### Brief
Give every line from the entries that contains "tiradas".

(A block of data)
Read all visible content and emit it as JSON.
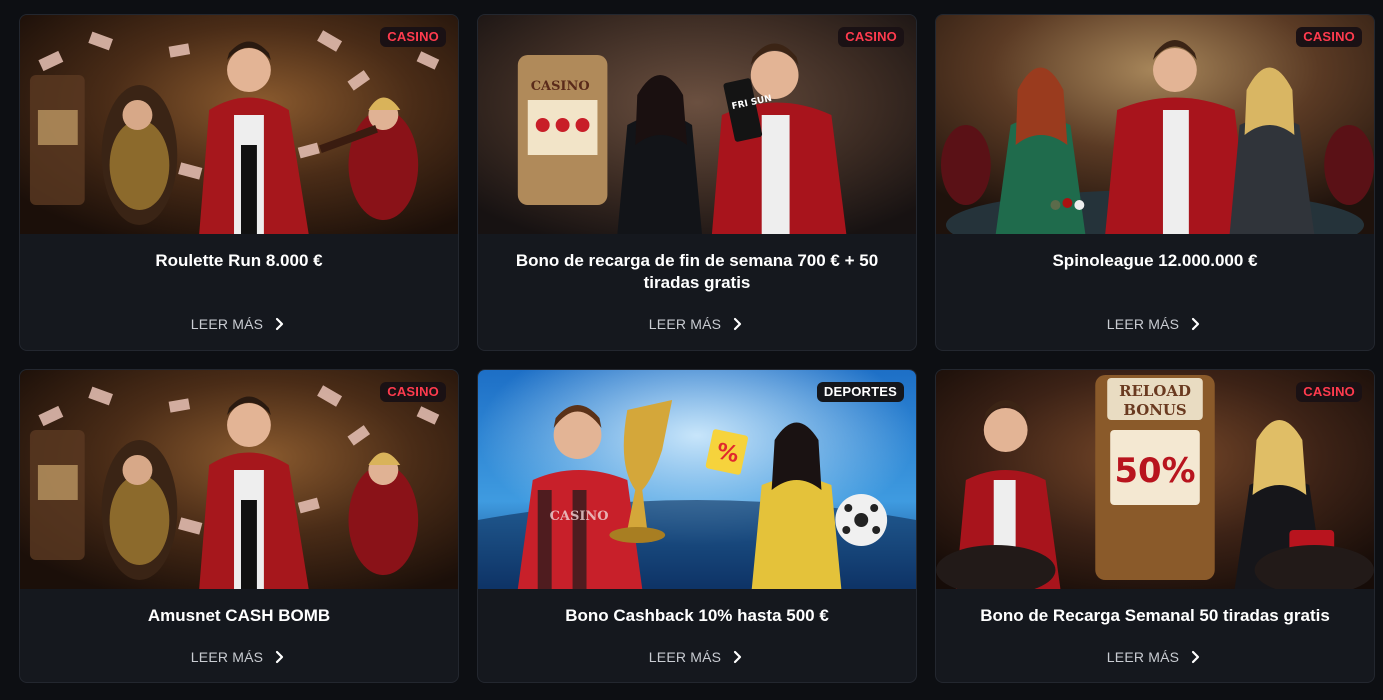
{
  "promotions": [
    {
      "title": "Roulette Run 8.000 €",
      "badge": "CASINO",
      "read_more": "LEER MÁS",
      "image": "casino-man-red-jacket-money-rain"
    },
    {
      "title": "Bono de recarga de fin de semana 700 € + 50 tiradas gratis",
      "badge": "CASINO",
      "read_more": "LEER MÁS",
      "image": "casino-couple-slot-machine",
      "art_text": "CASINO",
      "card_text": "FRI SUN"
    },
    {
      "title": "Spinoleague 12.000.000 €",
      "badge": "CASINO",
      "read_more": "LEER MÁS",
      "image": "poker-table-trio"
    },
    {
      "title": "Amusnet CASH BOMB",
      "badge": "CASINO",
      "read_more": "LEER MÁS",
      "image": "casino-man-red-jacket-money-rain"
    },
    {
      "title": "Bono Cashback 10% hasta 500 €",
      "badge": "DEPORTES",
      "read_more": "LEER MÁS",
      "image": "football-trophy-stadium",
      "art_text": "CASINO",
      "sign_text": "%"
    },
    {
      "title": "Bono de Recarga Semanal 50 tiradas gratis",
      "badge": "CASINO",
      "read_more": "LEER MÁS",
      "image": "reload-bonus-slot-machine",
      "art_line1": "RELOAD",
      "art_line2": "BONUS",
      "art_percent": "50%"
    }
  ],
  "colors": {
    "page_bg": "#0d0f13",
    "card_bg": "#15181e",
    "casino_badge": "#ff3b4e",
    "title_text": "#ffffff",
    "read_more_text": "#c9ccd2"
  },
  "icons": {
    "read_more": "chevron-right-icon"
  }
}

### Output for this task
      "title": "Bono de recarga de fin de semana 700 € + 50 tiradas gratis",
      "title": "Bono de Recarga Semanal 50 tiradas gratis",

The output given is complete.